# WHAT IS REQUIRED
Each line containing the word "Швейцаріи" must be reported.

# SUPPLIED DATA
____________________

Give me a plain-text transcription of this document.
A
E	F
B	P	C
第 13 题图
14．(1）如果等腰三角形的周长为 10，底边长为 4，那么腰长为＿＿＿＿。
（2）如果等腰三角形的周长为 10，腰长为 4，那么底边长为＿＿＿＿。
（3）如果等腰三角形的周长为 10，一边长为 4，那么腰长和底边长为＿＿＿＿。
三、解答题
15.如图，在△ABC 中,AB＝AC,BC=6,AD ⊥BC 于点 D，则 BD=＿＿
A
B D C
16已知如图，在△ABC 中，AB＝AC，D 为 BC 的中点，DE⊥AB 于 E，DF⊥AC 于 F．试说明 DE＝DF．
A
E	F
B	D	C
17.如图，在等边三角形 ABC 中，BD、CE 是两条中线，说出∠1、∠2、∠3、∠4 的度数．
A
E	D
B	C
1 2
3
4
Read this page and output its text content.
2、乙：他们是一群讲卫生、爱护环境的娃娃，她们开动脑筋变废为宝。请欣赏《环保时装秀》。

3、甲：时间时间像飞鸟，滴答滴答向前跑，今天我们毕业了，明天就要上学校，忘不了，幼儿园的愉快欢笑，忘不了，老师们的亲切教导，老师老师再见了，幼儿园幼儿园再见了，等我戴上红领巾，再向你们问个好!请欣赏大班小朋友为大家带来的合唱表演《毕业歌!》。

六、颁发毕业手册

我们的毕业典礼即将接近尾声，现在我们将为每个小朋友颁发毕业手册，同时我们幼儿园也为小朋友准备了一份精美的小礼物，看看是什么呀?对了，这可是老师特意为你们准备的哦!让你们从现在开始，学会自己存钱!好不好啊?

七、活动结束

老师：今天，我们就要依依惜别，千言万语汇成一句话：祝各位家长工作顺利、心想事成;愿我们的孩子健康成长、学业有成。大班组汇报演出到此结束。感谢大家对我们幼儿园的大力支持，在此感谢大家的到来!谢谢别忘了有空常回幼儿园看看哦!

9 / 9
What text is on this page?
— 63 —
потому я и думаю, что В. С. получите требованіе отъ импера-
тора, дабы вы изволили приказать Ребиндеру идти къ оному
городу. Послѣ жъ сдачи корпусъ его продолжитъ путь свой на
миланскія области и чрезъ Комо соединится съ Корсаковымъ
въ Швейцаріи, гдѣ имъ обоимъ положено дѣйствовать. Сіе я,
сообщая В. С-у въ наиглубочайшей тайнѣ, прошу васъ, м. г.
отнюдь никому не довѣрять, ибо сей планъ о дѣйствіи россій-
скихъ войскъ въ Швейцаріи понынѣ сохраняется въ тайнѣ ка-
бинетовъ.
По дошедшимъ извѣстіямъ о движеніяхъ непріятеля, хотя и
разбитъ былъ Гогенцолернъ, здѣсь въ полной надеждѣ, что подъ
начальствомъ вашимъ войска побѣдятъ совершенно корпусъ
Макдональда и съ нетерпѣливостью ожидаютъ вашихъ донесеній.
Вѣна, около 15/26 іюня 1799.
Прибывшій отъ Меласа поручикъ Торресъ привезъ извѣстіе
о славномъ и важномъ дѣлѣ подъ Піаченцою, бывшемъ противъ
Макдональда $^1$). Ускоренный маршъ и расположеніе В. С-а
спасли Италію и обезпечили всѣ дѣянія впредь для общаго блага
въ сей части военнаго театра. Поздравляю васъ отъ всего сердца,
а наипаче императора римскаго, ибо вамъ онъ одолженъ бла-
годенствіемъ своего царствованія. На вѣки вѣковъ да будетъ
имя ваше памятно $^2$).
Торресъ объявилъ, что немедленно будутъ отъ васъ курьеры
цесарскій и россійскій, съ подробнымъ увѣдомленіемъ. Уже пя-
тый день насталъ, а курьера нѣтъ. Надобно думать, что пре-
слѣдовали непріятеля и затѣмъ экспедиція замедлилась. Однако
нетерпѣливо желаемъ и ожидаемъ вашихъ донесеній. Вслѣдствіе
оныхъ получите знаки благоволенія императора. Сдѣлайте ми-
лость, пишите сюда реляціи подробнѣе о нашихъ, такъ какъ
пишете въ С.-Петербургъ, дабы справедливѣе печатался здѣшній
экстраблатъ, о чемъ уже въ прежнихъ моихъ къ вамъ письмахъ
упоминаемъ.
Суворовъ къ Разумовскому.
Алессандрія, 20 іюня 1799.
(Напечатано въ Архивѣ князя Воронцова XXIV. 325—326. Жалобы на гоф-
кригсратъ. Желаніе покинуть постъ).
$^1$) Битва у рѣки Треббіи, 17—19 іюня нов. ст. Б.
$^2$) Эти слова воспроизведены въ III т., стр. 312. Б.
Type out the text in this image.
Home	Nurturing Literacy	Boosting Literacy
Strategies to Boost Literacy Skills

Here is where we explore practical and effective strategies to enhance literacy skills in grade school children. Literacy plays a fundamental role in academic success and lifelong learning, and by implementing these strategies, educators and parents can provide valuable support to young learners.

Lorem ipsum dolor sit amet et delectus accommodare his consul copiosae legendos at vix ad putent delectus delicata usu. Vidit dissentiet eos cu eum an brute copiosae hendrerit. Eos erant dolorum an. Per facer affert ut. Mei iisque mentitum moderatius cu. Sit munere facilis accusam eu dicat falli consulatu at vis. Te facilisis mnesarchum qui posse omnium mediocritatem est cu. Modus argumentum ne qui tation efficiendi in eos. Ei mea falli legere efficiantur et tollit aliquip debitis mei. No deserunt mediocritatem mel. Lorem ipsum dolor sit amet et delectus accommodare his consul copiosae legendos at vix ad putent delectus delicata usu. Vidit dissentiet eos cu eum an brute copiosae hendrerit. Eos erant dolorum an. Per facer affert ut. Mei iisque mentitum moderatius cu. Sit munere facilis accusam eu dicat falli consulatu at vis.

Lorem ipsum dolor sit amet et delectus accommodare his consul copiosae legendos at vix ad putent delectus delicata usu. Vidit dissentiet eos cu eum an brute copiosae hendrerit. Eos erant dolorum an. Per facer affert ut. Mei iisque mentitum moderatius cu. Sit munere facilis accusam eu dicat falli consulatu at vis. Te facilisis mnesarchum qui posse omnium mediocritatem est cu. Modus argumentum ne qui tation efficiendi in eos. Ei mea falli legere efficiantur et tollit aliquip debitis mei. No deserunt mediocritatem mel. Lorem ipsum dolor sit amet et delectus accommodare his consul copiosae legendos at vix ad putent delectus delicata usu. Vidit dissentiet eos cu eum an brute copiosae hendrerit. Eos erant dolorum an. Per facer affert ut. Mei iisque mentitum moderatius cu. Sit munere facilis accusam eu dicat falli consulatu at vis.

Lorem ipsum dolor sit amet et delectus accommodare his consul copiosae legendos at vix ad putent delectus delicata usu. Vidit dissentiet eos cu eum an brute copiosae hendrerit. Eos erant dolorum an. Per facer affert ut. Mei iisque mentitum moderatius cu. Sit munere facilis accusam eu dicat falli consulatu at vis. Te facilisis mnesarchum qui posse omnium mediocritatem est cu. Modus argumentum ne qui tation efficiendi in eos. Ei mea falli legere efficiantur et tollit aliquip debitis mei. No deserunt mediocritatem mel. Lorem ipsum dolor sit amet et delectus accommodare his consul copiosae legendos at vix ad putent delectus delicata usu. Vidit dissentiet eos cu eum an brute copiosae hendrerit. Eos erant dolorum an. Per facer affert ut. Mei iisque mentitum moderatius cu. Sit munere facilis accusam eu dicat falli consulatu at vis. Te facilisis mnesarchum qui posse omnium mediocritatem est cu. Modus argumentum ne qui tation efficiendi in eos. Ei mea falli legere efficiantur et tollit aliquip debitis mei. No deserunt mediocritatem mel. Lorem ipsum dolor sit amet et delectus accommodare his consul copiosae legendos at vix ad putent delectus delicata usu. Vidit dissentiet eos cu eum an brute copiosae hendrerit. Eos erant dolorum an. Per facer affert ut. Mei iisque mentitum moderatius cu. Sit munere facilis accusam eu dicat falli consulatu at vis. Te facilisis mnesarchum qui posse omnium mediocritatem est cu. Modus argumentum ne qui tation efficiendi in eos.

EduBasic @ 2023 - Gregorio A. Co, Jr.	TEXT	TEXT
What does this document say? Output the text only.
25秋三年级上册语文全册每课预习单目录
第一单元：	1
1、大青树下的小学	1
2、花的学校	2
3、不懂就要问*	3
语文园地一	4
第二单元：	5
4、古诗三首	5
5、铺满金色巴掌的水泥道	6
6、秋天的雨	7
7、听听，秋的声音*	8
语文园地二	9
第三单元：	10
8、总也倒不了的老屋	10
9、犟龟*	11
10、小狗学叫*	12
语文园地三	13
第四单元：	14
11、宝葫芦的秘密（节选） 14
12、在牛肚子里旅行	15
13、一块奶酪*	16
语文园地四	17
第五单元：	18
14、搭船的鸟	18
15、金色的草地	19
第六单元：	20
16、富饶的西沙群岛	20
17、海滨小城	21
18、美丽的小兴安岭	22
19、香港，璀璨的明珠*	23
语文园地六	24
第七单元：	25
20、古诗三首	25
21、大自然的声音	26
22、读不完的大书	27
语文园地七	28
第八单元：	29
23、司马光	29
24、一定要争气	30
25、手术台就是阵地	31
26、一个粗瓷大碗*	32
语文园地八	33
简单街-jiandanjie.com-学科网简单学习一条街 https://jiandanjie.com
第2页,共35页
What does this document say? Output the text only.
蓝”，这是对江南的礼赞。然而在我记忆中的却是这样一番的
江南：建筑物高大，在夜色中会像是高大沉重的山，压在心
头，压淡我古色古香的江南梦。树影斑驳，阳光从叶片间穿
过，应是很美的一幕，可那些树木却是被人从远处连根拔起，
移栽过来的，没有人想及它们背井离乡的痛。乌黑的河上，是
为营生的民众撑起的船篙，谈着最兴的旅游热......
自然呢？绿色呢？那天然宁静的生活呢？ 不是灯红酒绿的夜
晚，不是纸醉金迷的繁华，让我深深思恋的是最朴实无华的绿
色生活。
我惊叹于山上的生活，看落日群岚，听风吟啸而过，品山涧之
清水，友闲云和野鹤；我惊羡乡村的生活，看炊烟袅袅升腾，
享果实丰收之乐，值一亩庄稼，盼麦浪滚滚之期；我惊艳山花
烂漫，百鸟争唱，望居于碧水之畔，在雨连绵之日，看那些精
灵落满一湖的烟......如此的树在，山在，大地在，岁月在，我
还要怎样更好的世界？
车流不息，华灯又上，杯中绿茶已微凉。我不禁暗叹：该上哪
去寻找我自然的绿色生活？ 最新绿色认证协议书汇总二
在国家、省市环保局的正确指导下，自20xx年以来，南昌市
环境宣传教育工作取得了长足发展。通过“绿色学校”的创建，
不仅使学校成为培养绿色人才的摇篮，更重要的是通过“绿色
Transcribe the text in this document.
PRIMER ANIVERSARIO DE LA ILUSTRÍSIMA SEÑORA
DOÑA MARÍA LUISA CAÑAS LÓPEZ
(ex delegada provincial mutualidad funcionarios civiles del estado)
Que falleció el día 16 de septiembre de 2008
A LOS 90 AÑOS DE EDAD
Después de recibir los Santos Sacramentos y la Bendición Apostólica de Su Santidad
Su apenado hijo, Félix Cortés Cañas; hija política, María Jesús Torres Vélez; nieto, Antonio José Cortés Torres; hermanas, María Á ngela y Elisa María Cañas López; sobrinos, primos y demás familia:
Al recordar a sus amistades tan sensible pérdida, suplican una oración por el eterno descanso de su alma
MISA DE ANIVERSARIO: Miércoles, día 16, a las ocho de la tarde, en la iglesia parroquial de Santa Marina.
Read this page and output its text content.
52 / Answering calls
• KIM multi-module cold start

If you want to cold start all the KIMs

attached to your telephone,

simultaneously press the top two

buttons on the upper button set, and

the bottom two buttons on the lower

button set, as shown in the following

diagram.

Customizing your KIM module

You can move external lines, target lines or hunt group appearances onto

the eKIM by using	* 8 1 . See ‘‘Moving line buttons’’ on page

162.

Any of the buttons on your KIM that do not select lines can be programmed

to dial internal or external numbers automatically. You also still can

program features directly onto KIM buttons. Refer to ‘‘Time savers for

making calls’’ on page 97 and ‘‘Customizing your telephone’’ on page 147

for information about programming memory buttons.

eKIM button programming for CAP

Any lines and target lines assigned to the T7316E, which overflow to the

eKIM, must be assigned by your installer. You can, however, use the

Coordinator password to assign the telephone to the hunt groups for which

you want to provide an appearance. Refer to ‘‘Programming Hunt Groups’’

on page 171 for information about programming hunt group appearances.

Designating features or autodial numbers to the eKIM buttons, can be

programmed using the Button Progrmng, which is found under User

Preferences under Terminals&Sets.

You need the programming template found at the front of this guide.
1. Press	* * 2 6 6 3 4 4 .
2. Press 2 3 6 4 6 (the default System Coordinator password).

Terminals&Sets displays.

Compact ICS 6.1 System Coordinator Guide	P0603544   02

____________________

# FULL OUTPUT
въ Швейцаріи, гдѣ имъ обоимъ положено дѣйствовать. Сіе я,
скихъ войскъ въ Швейцаріи понынѣ сохраняется въ тайнѣ ка-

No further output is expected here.